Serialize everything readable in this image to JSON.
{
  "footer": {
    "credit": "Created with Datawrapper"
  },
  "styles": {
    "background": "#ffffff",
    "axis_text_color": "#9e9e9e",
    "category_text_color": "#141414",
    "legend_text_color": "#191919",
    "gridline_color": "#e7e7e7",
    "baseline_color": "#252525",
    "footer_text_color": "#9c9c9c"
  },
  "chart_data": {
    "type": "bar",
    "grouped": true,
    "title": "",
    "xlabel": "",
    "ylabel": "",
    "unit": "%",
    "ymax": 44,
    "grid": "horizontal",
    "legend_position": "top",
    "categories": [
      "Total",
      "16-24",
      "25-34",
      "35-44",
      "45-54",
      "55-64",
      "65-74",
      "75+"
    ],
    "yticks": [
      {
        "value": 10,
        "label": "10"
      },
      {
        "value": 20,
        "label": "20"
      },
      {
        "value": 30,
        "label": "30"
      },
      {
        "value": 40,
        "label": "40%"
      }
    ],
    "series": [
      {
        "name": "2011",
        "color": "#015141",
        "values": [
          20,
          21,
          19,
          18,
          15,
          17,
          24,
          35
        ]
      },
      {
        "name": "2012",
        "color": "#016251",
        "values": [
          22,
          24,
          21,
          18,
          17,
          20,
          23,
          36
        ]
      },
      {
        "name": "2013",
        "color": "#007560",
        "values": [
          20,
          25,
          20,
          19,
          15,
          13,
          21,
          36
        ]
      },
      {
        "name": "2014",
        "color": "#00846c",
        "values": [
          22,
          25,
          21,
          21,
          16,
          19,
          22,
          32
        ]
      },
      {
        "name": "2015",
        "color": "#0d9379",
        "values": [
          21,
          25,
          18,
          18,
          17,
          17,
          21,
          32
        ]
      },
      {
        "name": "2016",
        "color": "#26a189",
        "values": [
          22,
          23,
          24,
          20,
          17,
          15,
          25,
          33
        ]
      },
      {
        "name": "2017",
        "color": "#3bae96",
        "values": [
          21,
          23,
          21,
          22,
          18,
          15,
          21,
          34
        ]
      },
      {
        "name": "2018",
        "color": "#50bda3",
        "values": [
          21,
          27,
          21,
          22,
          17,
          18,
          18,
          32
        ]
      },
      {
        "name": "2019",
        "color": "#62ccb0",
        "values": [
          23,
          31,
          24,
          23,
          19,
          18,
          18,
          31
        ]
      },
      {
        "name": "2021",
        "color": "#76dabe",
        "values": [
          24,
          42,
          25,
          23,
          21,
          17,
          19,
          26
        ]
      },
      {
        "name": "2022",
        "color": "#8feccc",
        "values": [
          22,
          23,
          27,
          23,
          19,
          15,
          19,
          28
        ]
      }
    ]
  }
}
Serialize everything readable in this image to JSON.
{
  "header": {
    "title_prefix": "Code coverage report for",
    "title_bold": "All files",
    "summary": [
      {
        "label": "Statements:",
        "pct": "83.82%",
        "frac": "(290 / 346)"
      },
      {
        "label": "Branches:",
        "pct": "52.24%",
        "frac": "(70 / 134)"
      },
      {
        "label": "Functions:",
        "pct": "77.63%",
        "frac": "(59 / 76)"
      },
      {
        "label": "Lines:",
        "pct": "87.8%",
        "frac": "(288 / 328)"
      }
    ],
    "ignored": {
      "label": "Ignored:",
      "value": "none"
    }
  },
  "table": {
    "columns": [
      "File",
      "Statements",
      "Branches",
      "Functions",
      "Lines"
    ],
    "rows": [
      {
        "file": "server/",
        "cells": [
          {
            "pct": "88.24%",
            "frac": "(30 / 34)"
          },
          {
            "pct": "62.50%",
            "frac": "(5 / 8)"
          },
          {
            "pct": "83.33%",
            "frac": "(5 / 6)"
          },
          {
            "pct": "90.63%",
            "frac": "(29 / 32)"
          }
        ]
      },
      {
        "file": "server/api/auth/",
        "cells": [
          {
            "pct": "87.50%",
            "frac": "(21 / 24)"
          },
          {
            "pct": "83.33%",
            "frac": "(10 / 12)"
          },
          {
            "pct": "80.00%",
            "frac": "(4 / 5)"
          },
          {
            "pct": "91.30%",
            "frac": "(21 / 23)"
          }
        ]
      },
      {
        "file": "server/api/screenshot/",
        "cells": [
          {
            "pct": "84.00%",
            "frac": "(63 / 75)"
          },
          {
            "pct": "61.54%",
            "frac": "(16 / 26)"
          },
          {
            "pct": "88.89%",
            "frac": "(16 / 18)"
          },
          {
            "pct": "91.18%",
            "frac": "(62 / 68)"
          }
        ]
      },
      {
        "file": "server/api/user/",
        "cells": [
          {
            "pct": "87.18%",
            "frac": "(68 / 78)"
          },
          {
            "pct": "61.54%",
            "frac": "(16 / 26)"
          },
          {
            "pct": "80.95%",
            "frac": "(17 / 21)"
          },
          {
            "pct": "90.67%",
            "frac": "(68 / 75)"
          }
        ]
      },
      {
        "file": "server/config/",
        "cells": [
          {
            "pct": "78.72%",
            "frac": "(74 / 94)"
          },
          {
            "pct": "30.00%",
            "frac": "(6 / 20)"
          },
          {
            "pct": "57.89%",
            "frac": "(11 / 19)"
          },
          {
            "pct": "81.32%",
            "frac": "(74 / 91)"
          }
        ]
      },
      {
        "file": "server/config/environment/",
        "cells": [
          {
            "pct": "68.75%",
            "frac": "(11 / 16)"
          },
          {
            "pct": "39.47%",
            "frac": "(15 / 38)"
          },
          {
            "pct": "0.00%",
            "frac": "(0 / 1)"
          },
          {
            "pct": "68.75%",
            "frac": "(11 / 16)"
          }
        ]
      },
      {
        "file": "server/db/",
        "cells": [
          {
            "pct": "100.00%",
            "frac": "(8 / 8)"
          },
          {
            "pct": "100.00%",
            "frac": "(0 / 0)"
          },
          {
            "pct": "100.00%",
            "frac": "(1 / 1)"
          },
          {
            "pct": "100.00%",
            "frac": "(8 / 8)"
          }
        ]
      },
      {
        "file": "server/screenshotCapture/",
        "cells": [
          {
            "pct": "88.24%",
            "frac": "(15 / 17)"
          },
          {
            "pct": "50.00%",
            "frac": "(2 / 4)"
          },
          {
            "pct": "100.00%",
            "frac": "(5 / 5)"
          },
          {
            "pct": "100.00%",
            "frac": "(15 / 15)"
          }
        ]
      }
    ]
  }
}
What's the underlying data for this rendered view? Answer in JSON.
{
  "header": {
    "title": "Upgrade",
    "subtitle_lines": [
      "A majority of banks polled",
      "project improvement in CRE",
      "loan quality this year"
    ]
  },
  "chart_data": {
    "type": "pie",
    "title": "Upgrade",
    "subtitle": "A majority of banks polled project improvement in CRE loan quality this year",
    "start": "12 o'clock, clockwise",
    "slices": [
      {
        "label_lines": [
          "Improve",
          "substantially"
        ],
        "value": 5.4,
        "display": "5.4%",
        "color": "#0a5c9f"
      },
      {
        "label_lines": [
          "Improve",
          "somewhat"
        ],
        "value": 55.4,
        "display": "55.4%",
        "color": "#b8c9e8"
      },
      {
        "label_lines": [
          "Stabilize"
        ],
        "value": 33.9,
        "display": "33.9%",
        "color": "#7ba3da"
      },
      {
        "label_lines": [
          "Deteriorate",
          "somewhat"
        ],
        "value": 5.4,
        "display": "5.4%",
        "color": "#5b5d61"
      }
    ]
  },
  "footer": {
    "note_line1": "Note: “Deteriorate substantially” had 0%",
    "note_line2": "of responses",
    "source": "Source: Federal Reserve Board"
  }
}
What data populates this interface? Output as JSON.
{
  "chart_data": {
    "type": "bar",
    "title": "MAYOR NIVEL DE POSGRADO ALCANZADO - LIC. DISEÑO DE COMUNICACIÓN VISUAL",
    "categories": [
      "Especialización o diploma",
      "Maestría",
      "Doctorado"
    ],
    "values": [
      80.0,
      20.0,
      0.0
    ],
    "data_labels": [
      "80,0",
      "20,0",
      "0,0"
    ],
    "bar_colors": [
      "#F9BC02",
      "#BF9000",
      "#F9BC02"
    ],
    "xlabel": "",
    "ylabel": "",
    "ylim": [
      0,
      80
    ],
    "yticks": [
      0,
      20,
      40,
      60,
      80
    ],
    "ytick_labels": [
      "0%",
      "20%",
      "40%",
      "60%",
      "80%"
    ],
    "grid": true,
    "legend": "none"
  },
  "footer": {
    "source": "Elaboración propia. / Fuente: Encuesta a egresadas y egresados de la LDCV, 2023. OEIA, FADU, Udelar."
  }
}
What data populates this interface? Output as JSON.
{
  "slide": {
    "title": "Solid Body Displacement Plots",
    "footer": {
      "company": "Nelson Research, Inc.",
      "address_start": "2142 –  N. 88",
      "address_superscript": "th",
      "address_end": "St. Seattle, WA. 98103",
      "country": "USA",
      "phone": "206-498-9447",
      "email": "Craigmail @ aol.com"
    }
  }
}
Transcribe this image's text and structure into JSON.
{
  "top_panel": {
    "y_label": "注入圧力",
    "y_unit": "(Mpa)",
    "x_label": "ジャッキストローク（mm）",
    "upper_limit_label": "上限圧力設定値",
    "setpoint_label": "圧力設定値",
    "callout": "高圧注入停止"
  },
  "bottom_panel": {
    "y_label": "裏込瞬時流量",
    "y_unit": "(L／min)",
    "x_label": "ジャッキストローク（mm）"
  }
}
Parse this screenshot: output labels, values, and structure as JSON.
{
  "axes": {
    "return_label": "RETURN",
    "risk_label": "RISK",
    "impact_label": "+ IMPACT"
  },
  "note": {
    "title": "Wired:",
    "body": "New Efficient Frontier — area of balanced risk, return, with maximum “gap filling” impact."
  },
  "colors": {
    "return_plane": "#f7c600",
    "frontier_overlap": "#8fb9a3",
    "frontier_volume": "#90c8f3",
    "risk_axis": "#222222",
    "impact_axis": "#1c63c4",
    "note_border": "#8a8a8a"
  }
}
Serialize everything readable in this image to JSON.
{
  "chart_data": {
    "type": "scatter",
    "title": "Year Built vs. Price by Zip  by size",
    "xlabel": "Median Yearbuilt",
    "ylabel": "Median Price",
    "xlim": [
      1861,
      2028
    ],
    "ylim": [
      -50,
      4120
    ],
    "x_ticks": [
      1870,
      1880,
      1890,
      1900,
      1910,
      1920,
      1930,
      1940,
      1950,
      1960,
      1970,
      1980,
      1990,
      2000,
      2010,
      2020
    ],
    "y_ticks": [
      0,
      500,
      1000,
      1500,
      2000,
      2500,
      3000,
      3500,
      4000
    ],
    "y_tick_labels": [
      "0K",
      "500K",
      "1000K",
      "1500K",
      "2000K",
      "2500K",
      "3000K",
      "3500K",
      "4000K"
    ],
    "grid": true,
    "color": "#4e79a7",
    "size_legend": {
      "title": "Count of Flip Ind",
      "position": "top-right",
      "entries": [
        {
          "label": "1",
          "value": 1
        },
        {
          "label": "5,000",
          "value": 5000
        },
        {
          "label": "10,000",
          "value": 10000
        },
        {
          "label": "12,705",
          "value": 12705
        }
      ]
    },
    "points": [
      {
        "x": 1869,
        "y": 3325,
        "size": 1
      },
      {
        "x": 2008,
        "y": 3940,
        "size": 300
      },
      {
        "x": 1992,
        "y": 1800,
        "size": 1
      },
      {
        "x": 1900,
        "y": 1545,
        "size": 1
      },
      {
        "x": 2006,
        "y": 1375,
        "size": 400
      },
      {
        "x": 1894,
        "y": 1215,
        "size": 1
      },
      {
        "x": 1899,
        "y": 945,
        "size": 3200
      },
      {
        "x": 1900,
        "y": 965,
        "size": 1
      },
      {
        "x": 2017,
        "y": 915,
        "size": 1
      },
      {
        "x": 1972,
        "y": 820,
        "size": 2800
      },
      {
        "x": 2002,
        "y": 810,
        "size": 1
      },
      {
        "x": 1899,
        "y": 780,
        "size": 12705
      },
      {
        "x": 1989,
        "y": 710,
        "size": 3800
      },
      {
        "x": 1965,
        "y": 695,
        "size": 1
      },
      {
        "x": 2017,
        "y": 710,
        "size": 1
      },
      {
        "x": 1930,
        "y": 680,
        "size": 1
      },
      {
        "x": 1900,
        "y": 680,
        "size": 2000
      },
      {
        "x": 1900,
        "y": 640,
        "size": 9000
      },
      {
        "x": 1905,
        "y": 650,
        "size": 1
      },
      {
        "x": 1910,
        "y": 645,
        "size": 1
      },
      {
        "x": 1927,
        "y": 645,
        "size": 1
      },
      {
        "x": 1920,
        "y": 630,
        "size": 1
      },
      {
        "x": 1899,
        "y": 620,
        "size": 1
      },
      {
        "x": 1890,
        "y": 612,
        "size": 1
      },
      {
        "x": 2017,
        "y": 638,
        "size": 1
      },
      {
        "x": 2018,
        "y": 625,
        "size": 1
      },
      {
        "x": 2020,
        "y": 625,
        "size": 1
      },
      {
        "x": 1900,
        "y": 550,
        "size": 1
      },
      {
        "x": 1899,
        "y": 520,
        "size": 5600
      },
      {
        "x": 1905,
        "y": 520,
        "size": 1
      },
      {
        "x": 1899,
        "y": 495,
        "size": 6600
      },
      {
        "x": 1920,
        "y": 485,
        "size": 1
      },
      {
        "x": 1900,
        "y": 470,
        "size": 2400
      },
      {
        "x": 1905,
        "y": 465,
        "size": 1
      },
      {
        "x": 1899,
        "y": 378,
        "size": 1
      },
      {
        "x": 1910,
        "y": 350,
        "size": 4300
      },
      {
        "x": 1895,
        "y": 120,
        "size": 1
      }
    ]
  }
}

> **Direction**
In the material above, find each line that contains the word "project", and select it.

> **Response**
      "project improvement in CRE",
    "subtitle": "A majority of banks polled project improvement in CRE loan quality this year",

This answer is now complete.